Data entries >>
════════════════

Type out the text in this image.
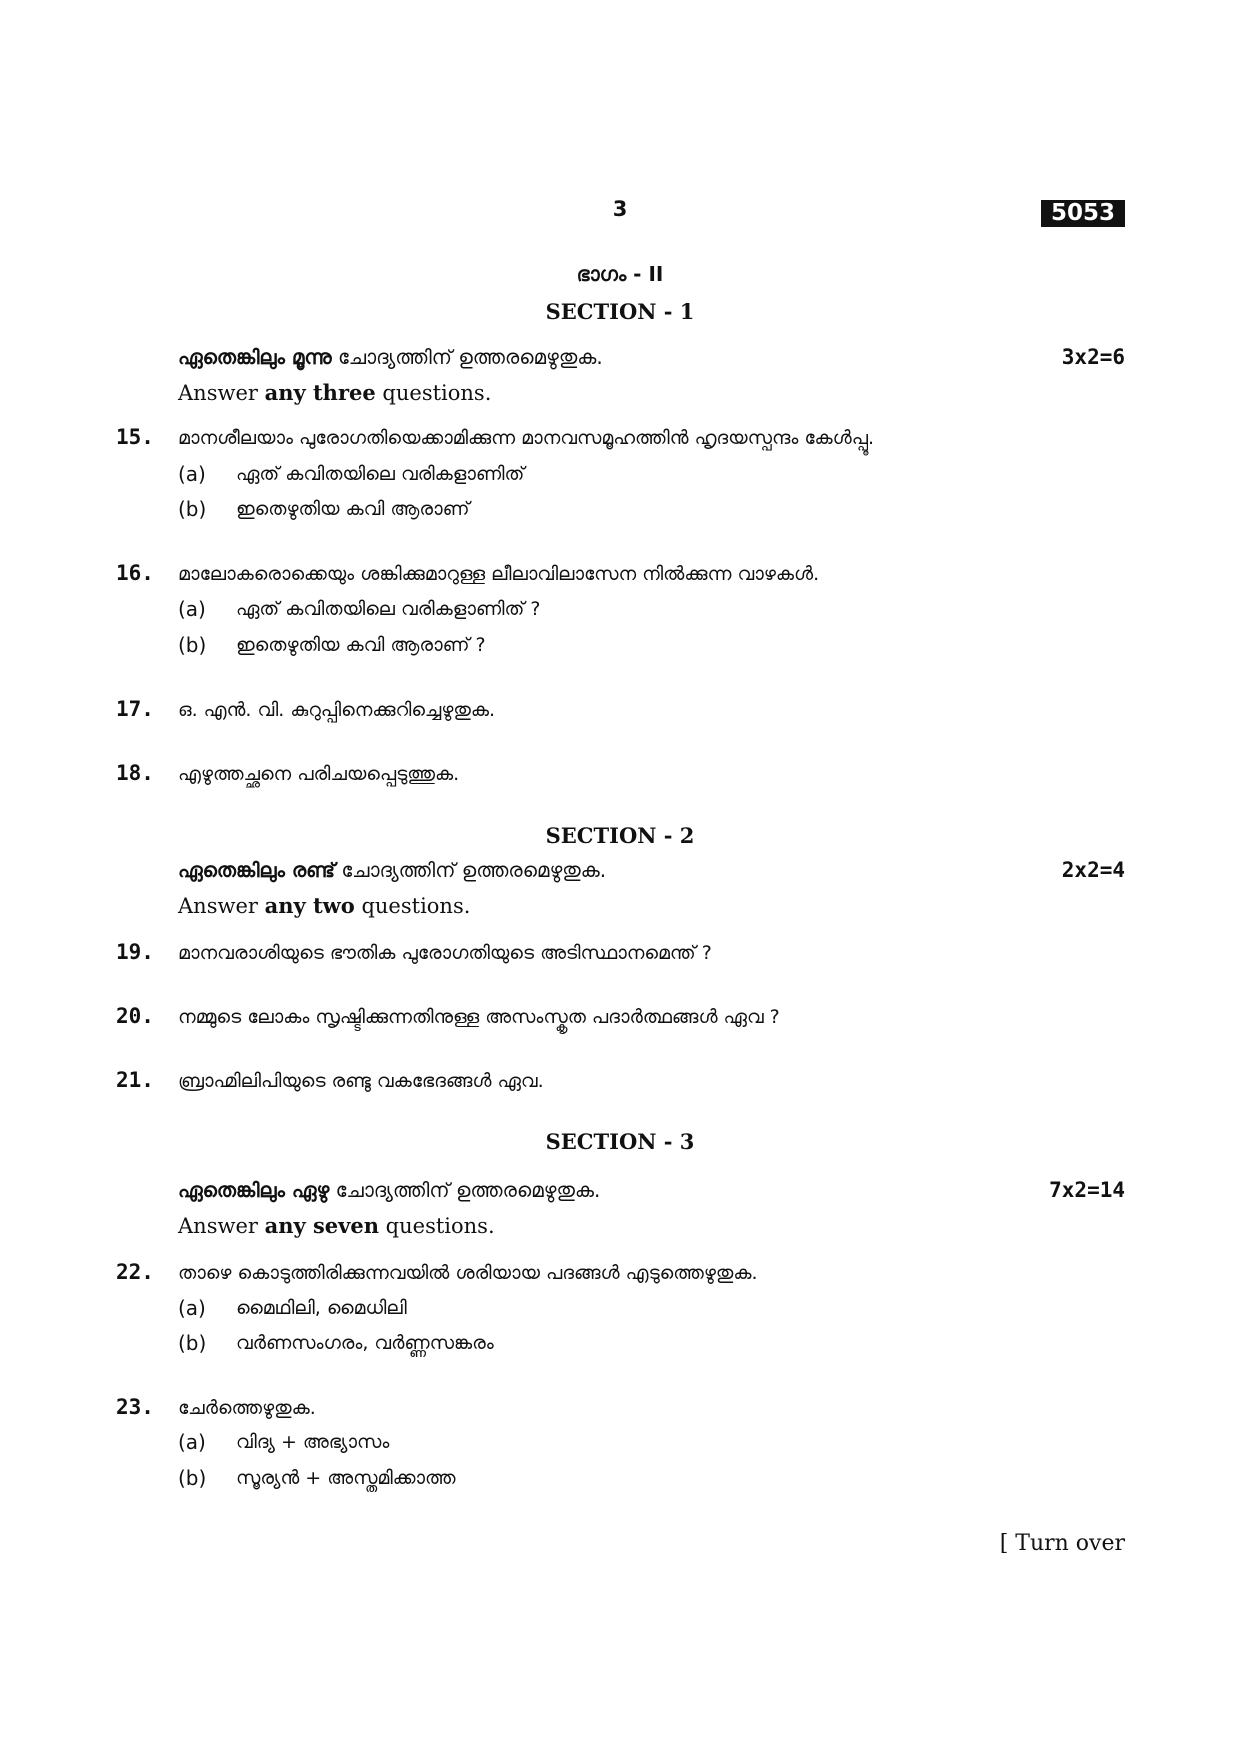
3	5053
ഭാഗം - II
SECTION - 1
ഏതെങ്കിലും മൂന്നു ചോദ്യത്തിന് ഉത്തരമെഴുതുക.	3x2=6
Answer any three questions.
15. മാനശീലയാം പുരോഗതിയെക്കാമിക്കുന്ന മാനവസമൂഹത്തിൻ ഹൃദയസ്പന്ദം കേൾപ്പൂ.
(a) ഏത് കവിതയിലെ വരികളാണിത്
(b) ഇതെഴുതിയ കവി ആരാണ്
16. മാലോകരൊക്കെയും ശങ്കിക്കുമാറുള്ള ലീലാവിലാസേന നിൽക്കുന്ന വാഴകൾ.
(a) ഏത് കവിതയിലെ വരികളാണിത് ?
(b) ഇതെഴുതിയ കവി ആരാണ് ?
17. ഒ. എൻ. വി. കുറുപ്പിനെക്കുറിച്ചെഴുതുക.
18. എഴുത്തച്ഛനെ പരിചയപ്പെടുത്തുക.
SECTION - 2
ഏതെങ്കിലും രണ്ട് ചോദ്യത്തിന് ഉത്തരമെഴുതുക.	2x2=4
Answer any two questions.
19. മാനവരാശിയുടെ ഭൗതിക പുരോഗതിയുടെ അടിസ്ഥാനമെന്ത് ?
20. നമ്മുടെ ലോകം സൃഷ്ടിക്കുന്നതിനുള്ള അസംസ്കൃത പദാർത്ഥങ്ങൾ ഏവ ?
21. ബ്രാഹ്മിലിപിയുടെ രണ്ടു വകഭേദങ്ങൾ ഏവ.
SECTION - 3
ഏതെങ്കിലും ഏഴു ചോദ്യത്തിന് ഉത്തരമെഴുതുക.	7x2=14
Answer any seven questions.
22. താഴെ കൊടുത്തിരിക്കുന്നവയിൽ ശരിയായ പദങ്ങൾ എടുത്തെഴുതുക.
(a) മൈഥിലി, മൈധിലി
(b) വർണസംഗരം, വർണ്ണസങ്കരം
23. ചേർത്തെഴുതുക.
(a) വിദ്യ + അഭ്യാസം
(b) സൂര്യൻ + അസ്തമിക്കാത്ത
[ Turn over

════════════════

WHAT YOU SHOULD DO >>
Repeat the data exactly, without the pictures.

REPLY >>
Type out the text in this image.
3	5053
ഭാഗം - II
SECTION - 1
ഏതെങ്കിലും മൂന്നു ചോദ്യത്തിന് ഉത്തരമെഴുതുക.	3x2=6
Answer any three questions.
15. മാനശീലയാം പുരോഗതിയെക്കാമിക്കുന്ന മാനവസമൂഹത്തിൻ ഹൃദയസ്പന്ദം കേൾപ്പൂ.
(a) ഏത് കവിതയിലെ വരികളാണിത്
(b) ഇതെഴുതിയ കവി ആരാണ്
16. മാലോകരൊക്കെയും ശങ്കിക്കുമാറുള്ള ലീലാവിലാസേന നിൽക്കുന്ന വാഴകൾ.
(a) ഏത് കവിതയിലെ വരികളാണിത് ?
(b) ഇതെഴുതിയ കവി ആരാണ് ?
17. ഒ. എൻ. വി. കുറുപ്പിനെക്കുറിച്ചെഴുതുക.
18. എഴുത്തച്ഛനെ പരിചയപ്പെടുത്തുക.
SECTION - 2
ഏതെങ്കിലും രണ്ട് ചോദ്യത്തിന് ഉത്തരമെഴുതുക.	2x2=4
Answer any two questions.
19. മാനവരാശിയുടെ ഭൗതിക പുരോഗതിയുടെ അടിസ്ഥാനമെന്ത് ?
20. നമ്മുടെ ലോകം സൃഷ്ടിക്കുന്നതിനുള്ള അസംസ്കൃത പദാർത്ഥങ്ങൾ ഏവ ?
21. ബ്രാഹ്മിലിപിയുടെ രണ്ടു വകഭേദങ്ങൾ ഏവ.
SECTION - 3
ഏതെങ്കിലും ഏഴു ചോദ്യത്തിന് ഉത്തരമെഴുതുക.	7x2=14
Answer any seven questions.
22. താഴെ കൊടുത്തിരിക്കുന്നവയിൽ ശരിയായ പദങ്ങൾ എടുത്തെഴുതുക.
(a) മൈഥിലി, മൈധിലി
(b) വർണസംഗരം, വർണ്ണസങ്കരം
23. ചേർത്തെഴുതുക.
(a) വിദ്യ + അഭ്യാസം
(b) സൂര്യൻ + അസ്തമിക്കാത്ത
[ Turn over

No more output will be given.